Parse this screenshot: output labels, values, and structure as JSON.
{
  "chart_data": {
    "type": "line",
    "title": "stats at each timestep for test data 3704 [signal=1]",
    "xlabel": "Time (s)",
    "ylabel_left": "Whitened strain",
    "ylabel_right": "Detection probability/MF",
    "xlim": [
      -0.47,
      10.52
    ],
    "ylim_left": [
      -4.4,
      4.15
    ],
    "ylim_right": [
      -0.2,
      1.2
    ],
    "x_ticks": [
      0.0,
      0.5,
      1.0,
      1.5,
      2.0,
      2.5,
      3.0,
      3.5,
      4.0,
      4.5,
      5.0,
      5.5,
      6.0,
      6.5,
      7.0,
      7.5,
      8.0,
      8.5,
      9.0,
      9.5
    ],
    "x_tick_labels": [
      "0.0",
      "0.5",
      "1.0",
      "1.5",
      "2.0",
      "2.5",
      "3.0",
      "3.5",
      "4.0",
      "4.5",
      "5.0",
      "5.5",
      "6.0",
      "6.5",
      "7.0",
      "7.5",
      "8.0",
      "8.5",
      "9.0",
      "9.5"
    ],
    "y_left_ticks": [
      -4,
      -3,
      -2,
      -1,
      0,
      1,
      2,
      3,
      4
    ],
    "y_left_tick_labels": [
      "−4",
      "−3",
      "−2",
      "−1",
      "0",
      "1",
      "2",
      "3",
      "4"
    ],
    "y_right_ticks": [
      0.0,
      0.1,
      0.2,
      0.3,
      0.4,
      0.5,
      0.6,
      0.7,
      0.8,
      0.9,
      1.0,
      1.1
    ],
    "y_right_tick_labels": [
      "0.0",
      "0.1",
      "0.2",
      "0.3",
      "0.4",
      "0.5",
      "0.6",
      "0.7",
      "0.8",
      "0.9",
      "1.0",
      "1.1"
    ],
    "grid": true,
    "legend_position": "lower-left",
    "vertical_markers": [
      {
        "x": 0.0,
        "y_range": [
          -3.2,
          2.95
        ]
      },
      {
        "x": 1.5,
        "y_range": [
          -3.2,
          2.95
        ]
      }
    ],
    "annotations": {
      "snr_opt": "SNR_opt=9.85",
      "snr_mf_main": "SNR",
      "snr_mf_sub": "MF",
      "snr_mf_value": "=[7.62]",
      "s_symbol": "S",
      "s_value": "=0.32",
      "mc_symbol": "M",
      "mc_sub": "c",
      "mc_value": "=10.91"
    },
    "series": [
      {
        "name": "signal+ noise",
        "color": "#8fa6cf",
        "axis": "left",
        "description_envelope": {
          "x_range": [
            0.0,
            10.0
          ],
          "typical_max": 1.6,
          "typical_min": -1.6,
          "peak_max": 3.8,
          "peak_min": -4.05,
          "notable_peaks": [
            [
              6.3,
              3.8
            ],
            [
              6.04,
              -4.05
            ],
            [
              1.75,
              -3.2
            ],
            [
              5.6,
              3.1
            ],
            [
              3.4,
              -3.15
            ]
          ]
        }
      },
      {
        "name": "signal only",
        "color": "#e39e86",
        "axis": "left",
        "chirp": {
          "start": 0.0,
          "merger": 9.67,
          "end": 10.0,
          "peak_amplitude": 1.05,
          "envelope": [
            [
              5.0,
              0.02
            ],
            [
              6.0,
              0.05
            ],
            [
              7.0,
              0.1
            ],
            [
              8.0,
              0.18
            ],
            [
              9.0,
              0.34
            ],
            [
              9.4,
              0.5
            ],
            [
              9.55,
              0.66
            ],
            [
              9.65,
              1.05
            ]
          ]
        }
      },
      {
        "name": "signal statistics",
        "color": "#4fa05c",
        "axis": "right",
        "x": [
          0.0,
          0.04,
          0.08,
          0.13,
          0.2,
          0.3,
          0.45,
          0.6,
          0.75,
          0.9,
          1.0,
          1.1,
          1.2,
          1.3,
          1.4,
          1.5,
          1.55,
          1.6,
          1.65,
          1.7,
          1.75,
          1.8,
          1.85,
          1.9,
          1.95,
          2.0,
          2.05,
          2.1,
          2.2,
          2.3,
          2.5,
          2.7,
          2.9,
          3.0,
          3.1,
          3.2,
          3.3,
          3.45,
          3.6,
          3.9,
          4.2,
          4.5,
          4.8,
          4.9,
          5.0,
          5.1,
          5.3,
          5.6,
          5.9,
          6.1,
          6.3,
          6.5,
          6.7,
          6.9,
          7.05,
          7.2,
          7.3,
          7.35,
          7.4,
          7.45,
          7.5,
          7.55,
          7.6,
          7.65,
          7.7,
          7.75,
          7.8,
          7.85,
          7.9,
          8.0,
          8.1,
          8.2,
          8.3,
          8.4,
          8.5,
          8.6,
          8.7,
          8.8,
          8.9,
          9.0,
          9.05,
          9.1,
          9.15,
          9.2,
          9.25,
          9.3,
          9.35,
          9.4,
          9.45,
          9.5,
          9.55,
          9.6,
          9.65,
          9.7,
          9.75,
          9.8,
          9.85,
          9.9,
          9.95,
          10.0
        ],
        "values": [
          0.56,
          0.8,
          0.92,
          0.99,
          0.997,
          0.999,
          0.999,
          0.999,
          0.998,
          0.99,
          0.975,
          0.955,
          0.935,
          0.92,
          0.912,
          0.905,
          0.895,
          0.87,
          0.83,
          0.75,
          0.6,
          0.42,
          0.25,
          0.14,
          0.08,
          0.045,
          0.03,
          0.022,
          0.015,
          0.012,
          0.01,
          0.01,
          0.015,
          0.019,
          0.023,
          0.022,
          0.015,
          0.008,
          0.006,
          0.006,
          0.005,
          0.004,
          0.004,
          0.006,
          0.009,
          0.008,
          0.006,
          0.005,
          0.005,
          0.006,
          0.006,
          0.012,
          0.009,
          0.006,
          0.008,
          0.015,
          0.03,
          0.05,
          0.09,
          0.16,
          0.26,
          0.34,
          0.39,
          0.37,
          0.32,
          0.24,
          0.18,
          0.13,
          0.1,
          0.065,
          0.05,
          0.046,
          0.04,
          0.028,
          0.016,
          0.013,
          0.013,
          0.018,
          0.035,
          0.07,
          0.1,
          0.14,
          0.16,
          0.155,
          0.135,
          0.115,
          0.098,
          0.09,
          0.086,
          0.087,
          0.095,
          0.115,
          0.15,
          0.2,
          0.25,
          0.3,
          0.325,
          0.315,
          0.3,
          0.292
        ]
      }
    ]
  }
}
###
Each entry must be reproduced verbatim.

Parse this screenshot: output labels, values, and structure as JSON.
{
  "chart_data": {
    "type": "line",
    "title": "stats at each timestep for test data 3704 [signal=1]",
    "xlabel": "Time (s)",
    "ylabel_left": "Whitened strain",
    "ylabel_right": "Detection probability/MF",
    "xlim": [
      -0.47,
      10.52
    ],
    "ylim_left": [
      -4.4,
      4.15
    ],
    "ylim_right": [
      -0.2,
      1.2
    ],
    "x_ticks": [
      0.0,
      0.5,
      1.0,
      1.5,
      2.0,
      2.5,
      3.0,
      3.5,
      4.0,
      4.5,
      5.0,
      5.5,
      6.0,
      6.5,
      7.0,
      7.5,
      8.0,
      8.5,
      9.0,
      9.5
    ],
    "x_tick_labels": [
      "0.0",
      "0.5",
      "1.0",
      "1.5",
      "2.0",
      "2.5",
      "3.0",
      "3.5",
      "4.0",
      "4.5",
      "5.0",
      "5.5",
      "6.0",
      "6.5",
      "7.0",
      "7.5",
      "8.0",
      "8.5",
      "9.0",
      "9.5"
    ],
    "y_left_ticks": [
      -4,
      -3,
      -2,
      -1,
      0,
      1,
      2,
      3,
      4
    ],
    "y_left_tick_labels": [
      "−4",
      "−3",
      "−2",
      "−1",
      "0",
      "1",
      "2",
      "3",
      "4"
    ],
    "y_right_ticks": [
      0.0,
      0.1,
      0.2,
      0.3,
      0.4,
      0.5,
      0.6,
      0.7,
      0.8,
      0.9,
      1.0,
      1.1
    ],
    "y_right_tick_labels": [
      "0.0",
      "0.1",
      "0.2",
      "0.3",
      "0.4",
      "0.5",
      "0.6",
      "0.7",
      "0.8",
      "0.9",
      "1.0",
      "1.1"
    ],
    "grid": true,
    "legend_position": "lower-left",
    "vertical_markers": [
      {
        "x": 0.0,
        "y_range": [
          -3.2,
          2.95
        ]
      },
      {
        "x": 1.5,
        "y_range": [
          -3.2,
          2.95
        ]
      }
    ],
    "annotations": {
      "snr_opt": "SNR_opt=9.85",
      "snr_mf_main": "SNR",
      "snr_mf_sub": "MF",
      "snr_mf_value": "=[7.62]",
      "s_symbol": "S",
      "s_value": "=0.32",
      "mc_symbol": "M",
      "mc_sub": "c",
      "mc_value": "=10.91"
    },
    "series": [
      {
        "name": "signal+ noise",
        "color": "#8fa6cf",
        "axis": "left",
        "description_envelope": {
          "x_range": [
            0.0,
            10.0
          ],
          "typical_max": 1.6,
          "typical_min": -1.6,
          "peak_max": 3.8,
          "peak_min": -4.05,
          "notable_peaks": [
            [
              6.3,
              3.8
            ],
            [
              6.04,
              -4.05
            ],
            [
              1.75,
              -3.2
            ],
            [
              5.6,
              3.1
            ],
            [
              3.4,
              -3.15
            ]
          ]
        }
      },
      {
        "name": "signal only",
        "color": "#e39e86",
        "axis": "left",
        "chirp": {
          "start": 0.0,
          "merger": 9.67,
          "end": 10.0,
          "peak_amplitude": 1.05,
          "envelope": [
            [
              5.0,
              0.02
            ],
            [
              6.0,
              0.05
            ],
            [
              7.0,
              0.1
            ],
            [
              8.0,
              0.18
            ],
            [
              9.0,
              0.34
            ],
            [
              9.4,
              0.5
            ],
            [
              9.55,
              0.66
            ],
            [
              9.65,
              1.05
            ]
          ]
        }
      },
      {
        "name": "signal statistics",
        "color": "#4fa05c",
        "axis": "right",
        "x": [
          0.0,
          0.04,
          0.08,
          0.13,
          0.2,
          0.3,
          0.45,
          0.6,
          0.75,
          0.9,
          1.0,
          1.1,
          1.2,
          1.3,
          1.4,
          1.5,
          1.55,
          1.6,
          1.65,
          1.7,
          1.75,
          1.8,
          1.85,
          1.9,
          1.95,
          2.0,
          2.05,
          2.1,
          2.2,
          2.3,
          2.5,
          2.7,
          2.9,
          3.0,
          3.1,
          3.2,
          3.3,
          3.45,
          3.6,
          3.9,
          4.2,
          4.5,
          4.8,
          4.9,
          5.0,
          5.1,
          5.3,
          5.6,
          5.9,
          6.1,
          6.3,
          6.5,
          6.7,
          6.9,
          7.05,
          7.2,
          7.3,
          7.35,
          7.4,
          7.45,
          7.5,
          7.55,
          7.6,
          7.65,
          7.7,
          7.75,
          7.8,
          7.85,
          7.9,
          8.0,
          8.1,
          8.2,
          8.3,
          8.4,
          8.5,
          8.6,
          8.7,
          8.8,
          8.9,
          9.0,
          9.05,
          9.1,
          9.15,
          9.2,
          9.25,
          9.3,
          9.35,
          9.4,
          9.45,
          9.5,
          9.55,
          9.6,
          9.65,
          9.7,
          9.75,
          9.8,
          9.85,
          9.9,
          9.95,
          10.0
        ],
        "values": [
          0.56,
          0.8,
          0.92,
          0.99,
          0.997,
          0.999,
          0.999,
          0.999,
          0.998,
          0.99,
          0.975,
          0.955,
          0.935,
          0.92,
          0.912,
          0.905,
          0.895,
          0.87,
          0.83,
          0.75,
          0.6,
          0.42,
          0.25,
          0.14,
          0.08,
          0.045,
          0.03,
          0.022,
          0.015,
          0.012,
          0.01,
          0.01,
          0.015,
          0.019,
          0.023,
          0.022,
          0.015,
          0.008,
          0.006,
          0.006,
          0.005,
          0.004,
          0.004,
          0.006,
          0.009,
          0.008,
          0.006,
          0.005,
          0.005,
          0.006,
          0.006,
          0.012,
          0.009,
          0.006,
          0.008,
          0.015,
          0.03,
          0.05,
          0.09,
          0.16,
          0.26,
          0.34,
          0.39,
          0.37,
          0.32,
          0.24,
          0.18,
          0.13,
          0.1,
          0.065,
          0.05,
          0.046,
          0.04,
          0.028,
          0.016,
          0.013,
          0.013,
          0.018,
          0.035,
          0.07,
          0.1,
          0.14,
          0.16,
          0.155,
          0.135,
          0.115,
          0.098,
          0.09,
          0.086,
          0.087,
          0.095,
          0.115,
          0.15,
          0.2,
          0.25,
          0.3,
          0.325,
          0.315,
          0.3,
          0.292
        ]
      }
    ]
  }
}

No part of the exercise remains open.